_WHAT THE TASK REQUIRES_. Look through the records below and collect all lines that hold the string "translating".

_INPUT RECORDS_.
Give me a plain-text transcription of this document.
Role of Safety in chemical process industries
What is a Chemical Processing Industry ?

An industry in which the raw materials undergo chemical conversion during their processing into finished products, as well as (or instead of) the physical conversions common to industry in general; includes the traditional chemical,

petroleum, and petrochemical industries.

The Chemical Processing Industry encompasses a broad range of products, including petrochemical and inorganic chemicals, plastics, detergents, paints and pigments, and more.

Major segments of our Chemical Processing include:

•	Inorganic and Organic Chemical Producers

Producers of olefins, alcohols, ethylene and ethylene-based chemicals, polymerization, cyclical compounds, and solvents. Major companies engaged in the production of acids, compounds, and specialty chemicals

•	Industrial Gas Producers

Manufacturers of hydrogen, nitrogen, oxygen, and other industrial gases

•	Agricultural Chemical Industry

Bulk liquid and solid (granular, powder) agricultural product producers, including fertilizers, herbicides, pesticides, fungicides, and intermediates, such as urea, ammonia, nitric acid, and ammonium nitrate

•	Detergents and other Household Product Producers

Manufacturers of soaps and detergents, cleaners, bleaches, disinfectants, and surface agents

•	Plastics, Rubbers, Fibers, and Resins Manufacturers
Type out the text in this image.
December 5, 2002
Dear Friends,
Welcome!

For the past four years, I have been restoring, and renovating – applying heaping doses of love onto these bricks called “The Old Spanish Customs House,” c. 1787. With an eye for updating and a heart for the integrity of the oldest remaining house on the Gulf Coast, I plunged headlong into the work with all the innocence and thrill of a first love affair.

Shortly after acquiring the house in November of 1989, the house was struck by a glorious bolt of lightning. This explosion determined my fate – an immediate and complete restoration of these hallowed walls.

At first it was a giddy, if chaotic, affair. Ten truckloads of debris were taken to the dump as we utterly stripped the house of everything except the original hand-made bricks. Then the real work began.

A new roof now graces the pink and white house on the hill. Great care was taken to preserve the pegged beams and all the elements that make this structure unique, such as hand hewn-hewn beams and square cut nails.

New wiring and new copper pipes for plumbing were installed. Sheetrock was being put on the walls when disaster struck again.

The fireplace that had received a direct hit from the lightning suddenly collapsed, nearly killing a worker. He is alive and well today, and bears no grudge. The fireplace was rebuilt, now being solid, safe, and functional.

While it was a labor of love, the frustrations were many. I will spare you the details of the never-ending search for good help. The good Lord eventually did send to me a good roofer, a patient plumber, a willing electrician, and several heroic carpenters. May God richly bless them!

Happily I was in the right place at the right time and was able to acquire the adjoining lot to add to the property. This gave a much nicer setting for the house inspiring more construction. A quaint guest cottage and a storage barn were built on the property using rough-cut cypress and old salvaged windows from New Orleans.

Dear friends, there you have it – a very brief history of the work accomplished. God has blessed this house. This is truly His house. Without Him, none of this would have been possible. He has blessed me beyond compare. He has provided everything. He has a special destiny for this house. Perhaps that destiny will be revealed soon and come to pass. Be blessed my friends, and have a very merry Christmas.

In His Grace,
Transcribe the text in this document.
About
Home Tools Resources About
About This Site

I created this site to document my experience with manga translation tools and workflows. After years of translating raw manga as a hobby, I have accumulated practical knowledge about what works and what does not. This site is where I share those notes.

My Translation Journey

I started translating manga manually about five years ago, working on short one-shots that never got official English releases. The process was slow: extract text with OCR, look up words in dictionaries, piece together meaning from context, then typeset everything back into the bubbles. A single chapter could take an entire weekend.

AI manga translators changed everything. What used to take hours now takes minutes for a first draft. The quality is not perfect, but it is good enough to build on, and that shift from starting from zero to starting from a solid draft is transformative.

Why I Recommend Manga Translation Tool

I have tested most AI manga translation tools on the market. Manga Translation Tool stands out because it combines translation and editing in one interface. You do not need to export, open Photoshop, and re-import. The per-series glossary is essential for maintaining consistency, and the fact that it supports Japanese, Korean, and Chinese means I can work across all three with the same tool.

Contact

_ANSWER TO THE PROBLEM_.
I created this site to document my experience with manga translation tools and workflows. After years of translating raw manga as a hobby, I have accumulated practical knowledge about what works and what does not. This site is where I share those notes.
I started translating manga manually about five years ago, working on short one-shots that never got official English releases. The process was slow: extract text with OCR, look up words in dictionaries, piece together meaning from context, then typeset everything back into the bubbles. A single chapter could take an entire weekend.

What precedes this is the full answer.